WHAT YOU ARE ASKED TO DO
Every entry below must appear again, exactly as written.

-- BEGIN --

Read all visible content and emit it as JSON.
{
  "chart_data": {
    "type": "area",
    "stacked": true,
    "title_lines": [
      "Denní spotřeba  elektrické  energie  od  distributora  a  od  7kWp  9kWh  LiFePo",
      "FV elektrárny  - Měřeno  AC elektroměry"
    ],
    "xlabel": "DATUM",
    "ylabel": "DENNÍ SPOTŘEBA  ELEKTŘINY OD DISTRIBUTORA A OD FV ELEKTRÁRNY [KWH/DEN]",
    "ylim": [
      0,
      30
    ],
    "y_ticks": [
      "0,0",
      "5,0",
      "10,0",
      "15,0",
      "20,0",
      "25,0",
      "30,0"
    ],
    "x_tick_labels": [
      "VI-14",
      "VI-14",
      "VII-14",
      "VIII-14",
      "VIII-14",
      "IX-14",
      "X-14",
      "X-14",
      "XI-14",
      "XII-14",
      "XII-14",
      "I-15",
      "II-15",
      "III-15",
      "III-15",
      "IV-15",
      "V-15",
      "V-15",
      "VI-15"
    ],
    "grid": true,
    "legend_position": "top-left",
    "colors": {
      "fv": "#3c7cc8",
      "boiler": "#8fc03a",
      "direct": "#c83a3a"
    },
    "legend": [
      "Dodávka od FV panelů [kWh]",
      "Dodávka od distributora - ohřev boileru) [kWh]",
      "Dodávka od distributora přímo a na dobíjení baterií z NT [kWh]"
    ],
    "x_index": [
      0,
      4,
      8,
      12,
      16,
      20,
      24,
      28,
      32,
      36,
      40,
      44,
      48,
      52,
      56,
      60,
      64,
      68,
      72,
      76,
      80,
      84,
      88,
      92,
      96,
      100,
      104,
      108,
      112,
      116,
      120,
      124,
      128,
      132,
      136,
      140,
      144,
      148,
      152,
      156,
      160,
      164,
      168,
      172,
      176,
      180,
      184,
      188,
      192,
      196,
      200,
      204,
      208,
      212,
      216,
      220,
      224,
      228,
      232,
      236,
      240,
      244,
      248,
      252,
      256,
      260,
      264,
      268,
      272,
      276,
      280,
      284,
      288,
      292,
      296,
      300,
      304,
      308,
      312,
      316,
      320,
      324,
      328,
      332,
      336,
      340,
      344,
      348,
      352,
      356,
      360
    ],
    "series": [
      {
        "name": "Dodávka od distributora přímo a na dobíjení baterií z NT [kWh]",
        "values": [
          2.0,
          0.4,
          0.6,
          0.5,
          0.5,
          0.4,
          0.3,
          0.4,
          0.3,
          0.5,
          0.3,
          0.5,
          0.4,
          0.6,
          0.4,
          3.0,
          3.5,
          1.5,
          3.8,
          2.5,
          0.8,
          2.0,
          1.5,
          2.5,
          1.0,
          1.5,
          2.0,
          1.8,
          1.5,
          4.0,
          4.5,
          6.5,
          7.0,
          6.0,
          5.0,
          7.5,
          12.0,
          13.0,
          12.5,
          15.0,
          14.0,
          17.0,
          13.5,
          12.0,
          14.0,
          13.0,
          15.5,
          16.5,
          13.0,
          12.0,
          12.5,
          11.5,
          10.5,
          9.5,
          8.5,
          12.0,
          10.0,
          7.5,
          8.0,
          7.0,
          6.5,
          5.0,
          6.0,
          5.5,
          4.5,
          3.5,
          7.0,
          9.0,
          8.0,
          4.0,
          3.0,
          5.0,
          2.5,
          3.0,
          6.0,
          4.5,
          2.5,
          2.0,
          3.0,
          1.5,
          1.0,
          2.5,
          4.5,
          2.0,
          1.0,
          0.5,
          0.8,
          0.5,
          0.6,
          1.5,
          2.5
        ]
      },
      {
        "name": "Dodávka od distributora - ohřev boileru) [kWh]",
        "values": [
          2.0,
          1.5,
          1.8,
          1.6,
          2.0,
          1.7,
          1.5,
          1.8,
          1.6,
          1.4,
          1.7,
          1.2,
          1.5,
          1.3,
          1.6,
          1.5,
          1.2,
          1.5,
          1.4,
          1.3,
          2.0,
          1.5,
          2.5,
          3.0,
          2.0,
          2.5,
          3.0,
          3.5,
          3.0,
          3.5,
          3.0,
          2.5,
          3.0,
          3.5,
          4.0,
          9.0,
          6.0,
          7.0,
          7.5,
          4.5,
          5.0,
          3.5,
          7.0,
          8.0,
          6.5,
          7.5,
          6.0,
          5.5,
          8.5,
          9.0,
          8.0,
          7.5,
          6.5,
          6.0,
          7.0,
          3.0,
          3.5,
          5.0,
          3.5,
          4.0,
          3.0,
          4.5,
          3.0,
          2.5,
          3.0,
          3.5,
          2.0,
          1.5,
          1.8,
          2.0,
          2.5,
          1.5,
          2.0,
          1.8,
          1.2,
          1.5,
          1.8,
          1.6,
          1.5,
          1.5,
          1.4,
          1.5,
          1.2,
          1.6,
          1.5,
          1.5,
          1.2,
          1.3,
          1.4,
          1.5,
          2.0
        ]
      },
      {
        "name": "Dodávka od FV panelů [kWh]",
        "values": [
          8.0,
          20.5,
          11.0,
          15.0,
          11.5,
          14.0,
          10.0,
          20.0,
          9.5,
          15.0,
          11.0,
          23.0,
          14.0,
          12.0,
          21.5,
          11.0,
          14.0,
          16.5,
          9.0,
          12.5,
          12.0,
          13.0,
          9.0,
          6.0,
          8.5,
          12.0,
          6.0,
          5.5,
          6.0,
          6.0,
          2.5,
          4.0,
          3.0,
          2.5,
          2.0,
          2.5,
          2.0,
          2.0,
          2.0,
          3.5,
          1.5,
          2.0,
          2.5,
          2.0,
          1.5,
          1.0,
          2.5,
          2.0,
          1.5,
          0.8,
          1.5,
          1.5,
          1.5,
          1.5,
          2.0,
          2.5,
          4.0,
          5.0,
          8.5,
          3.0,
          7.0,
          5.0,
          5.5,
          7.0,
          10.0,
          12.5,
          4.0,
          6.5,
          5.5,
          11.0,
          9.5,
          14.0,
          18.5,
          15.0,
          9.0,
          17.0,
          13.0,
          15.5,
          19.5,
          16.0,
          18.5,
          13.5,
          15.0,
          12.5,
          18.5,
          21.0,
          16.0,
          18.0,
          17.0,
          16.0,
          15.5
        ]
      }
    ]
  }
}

-- END --

RESULT FOR THIS TASK
Read all visible content and emit it as JSON.
{
  "chart_data": {
    "type": "area",
    "stacked": true,
    "title_lines": [
      "Denní spotřeba  elektrické  energie  od  distributora  a  od  7kWp  9kWh  LiFePo",
      "FV elektrárny  - Měřeno  AC elektroměry"
    ],
    "xlabel": "DATUM",
    "ylabel": "DENNÍ SPOTŘEBA  ELEKTŘINY OD DISTRIBUTORA A OD FV ELEKTRÁRNY [KWH/DEN]",
    "ylim": [
      0,
      30
    ],
    "y_ticks": [
      "0,0",
      "5,0",
      "10,0",
      "15,0",
      "20,0",
      "25,0",
      "30,0"
    ],
    "x_tick_labels": [
      "VI-14",
      "VI-14",
      "VII-14",
      "VIII-14",
      "VIII-14",
      "IX-14",
      "X-14",
      "X-14",
      "XI-14",
      "XII-14",
      "XII-14",
      "I-15",
      "II-15",
      "III-15",
      "III-15",
      "IV-15",
      "V-15",
      "V-15",
      "VI-15"
    ],
    "grid": true,
    "legend_position": "top-left",
    "colors": {
      "fv": "#3c7cc8",
      "boiler": "#8fc03a",
      "direct": "#c83a3a"
    },
    "legend": [
      "Dodávka od FV panelů [kWh]",
      "Dodávka od distributora - ohřev boileru) [kWh]",
      "Dodávka od distributora přímo a na dobíjení baterií z NT [kWh]"
    ],
    "x_index": [
      0,
      4,
      8,
      12,
      16,
      20,
      24,
      28,
      32,
      36,
      40,
      44,
      48,
      52,
      56,
      60,
      64,
      68,
      72,
      76,
      80,
      84,
      88,
      92,
      96,
      100,
      104,
      108,
      112,
      116,
      120,
      124,
      128,
      132,
      136,
      140,
      144,
      148,
      152,
      156,
      160,
      164,
      168,
      172,
      176,
      180,
      184,
      188,
      192,
      196,
      200,
      204,
      208,
      212,
      216,
      220,
      224,
      228,
      232,
      236,
      240,
      244,
      248,
      252,
      256,
      260,
      264,
      268,
      272,
      276,
      280,
      284,
      288,
      292,
      296,
      300,
      304,
      308,
      312,
      316,
      320,
      324,
      328,
      332,
      336,
      340,
      344,
      348,
      352,
      356,
      360
    ],
    "series": [
      {
        "name": "Dodávka od distributora přímo a na dobíjení baterií z NT [kWh]",
        "values": [
          2.0,
          0.4,
          0.6,
          0.5,
          0.5,
          0.4,
          0.3,
          0.4,
          0.3,
          0.5,
          0.3,
          0.5,
          0.4,
          0.6,
          0.4,
          3.0,
          3.5,
          1.5,
          3.8,
          2.5,
          0.8,
          2.0,
          1.5,
          2.5,
          1.0,
          1.5,
          2.0,
          1.8,
          1.5,
          4.0,
          4.5,
          6.5,
          7.0,
          6.0,
          5.0,
          7.5,
          12.0,
          13.0,
          12.5,
          15.0,
          14.0,
          17.0,
          13.5,
          12.0,
          14.0,
          13.0,
          15.5,
          16.5,
          13.0,
          12.0,
          12.5,
          11.5,
          10.5,
          9.5,
          8.5,
          12.0,
          10.0,
          7.5,
          8.0,
          7.0,
          6.5,
          5.0,
          6.0,
          5.5,
          4.5,
          3.5,
          7.0,
          9.0,
          8.0,
          4.0,
          3.0,
          5.0,
          2.5,
          3.0,
          6.0,
          4.5,
          2.5,
          2.0,
          3.0,
          1.5,
          1.0,
          2.5,
          4.5,
          2.0,
          1.0,
          0.5,
          0.8,
          0.5,
          0.6,
          1.5,
          2.5
        ]
      },
      {
        "name": "Dodávka od distributora - ohřev boileru) [kWh]",
        "values": [
          2.0,
          1.5,
          1.8,
          1.6,
          2.0,
          1.7,
          1.5,
          1.8,
          1.6,
          1.4,
          1.7,
          1.2,
          1.5,
          1.3,
          1.6,
          1.5,
          1.2,
          1.5,
          1.4,
          1.3,
          2.0,
          1.5,
          2.5,
          3.0,
          2.0,
          2.5,
          3.0,
          3.5,
          3.0,
          3.5,
          3.0,
          2.5,
          3.0,
          3.5,
          4.0,
          9.0,
          6.0,
          7.0,
          7.5,
          4.5,
          5.0,
          3.5,
          7.0,
          8.0,
          6.5,
          7.5,
          6.0,
          5.5,
          8.5,
          9.0,
          8.0,
          7.5,
          6.5,
          6.0,
          7.0,
          3.0,
          3.5,
          5.0,
          3.5,
          4.0,
          3.0,
          4.5,
          3.0,
          2.5,
          3.0,
          3.5,
          2.0,
          1.5,
          1.8,
          2.0,
          2.5,
          1.5,
          2.0,
          1.8,
          1.2,
          1.5,
          1.8,
          1.6,
          1.5,
          1.5,
          1.4,
          1.5,
          1.2,
          1.6,
          1.5,
          1.5,
          1.2,
          1.3,
          1.4,
          1.5,
          2.0
        ]
      },
      {
        "name": "Dodávka od FV panelů [kWh]",
        "values": [
          8.0,
          20.5,
          11.0,
          15.0,
          11.5,
          14.0,
          10.0,
          20.0,
          9.5,
          15.0,
          11.0,
          23.0,
          14.0,
          12.0,
          21.5,
          11.0,
          14.0,
          16.5,
          9.0,
          12.5,
          12.0,
          13.0,
          9.0,
          6.0,
          8.5,
          12.0,
          6.0,
          5.5,
          6.0,
          6.0,
          2.5,
          4.0,
          3.0,
          2.5,
          2.0,
          2.5,
          2.0,
          2.0,
          2.0,
          3.5,
          1.5,
          2.0,
          2.5,
          2.0,
          1.5,
          1.0,
          2.5,
          2.0,
          1.5,
          0.8,
          1.5,
          1.5,
          1.5,
          1.5,
          2.0,
          2.5,
          4.0,
          5.0,
          8.5,
          3.0,
          7.0,
          5.0,
          5.5,
          7.0,
          10.0,
          12.5,
          4.0,
          6.5,
          5.5,
          11.0,
          9.5,
          14.0,
          18.5,
          15.0,
          9.0,
          17.0,
          13.0,
          15.5,
          19.5,
          16.0,
          18.5,
          13.5,
          15.0,
          12.5,
          18.5,
          21.0,
          16.0,
          18.0,
          17.0,
          16.0,
          15.5
        ]
      }
    ]
  }
}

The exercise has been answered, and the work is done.